Stored items:

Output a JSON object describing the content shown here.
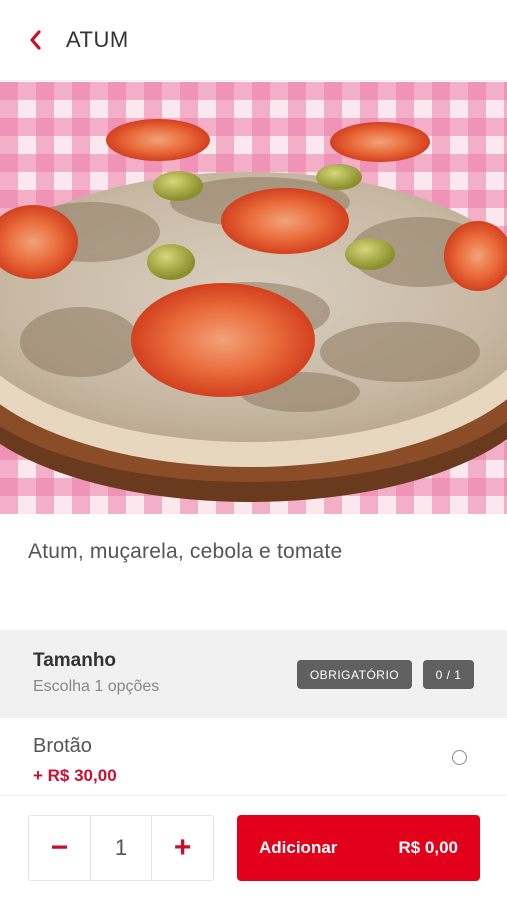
{
  "header": {
    "title": "ATUM"
  },
  "product": {
    "description": "Atum, muçarela, cebola e tomate"
  },
  "section": {
    "title": "Tamanho",
    "subtitle": "Escolha 1 opções",
    "required_badge": "OBRIGATÓRIO",
    "count_badge": "0 / 1"
  },
  "options": [
    {
      "name": "Brotão",
      "price": "+ R$ 30,00",
      "selected": false
    }
  ],
  "footer": {
    "minus": "−",
    "quantity": "1",
    "plus": "+",
    "add_label": "Adicionar",
    "add_price": "R$ 0,00"
  },
  "colors": {
    "accent": "#e3001b",
    "price": "#c8102e",
    "badge": "#606060"
  },
  "icons": {
    "back": "chevron-left-icon",
    "radio": "radio-unchecked-icon"
  }
}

Given exercise
Reproduce all of the data exactly; the pictures do not belong in the copy.

Response to this task
Output a JSON object describing the content shown here.
{
  "header": {
    "title": "ATUM"
  },
  "product": {
    "description": "Atum, muçarela, cebola e tomate"
  },
  "section": {
    "title": "Tamanho",
    "subtitle": "Escolha 1 opções",
    "required_badge": "OBRIGATÓRIO",
    "count_badge": "0 / 1"
  },
  "options": [
    {
      "name": "Brotão",
      "price": "+ R$ 30,00",
      "selected": false
    }
  ],
  "footer": {
    "minus": "−",
    "quantity": "1",
    "plus": "+",
    "add_label": "Adicionar",
    "add_price": "R$ 0,00"
  },
  "colors": {
    "accent": "#e3001b",
    "price": "#c8102e",
    "badge": "#606060"
  },
  "icons": {
    "back": "chevron-left-icon",
    "radio": "radio-unchecked-icon"
  }
}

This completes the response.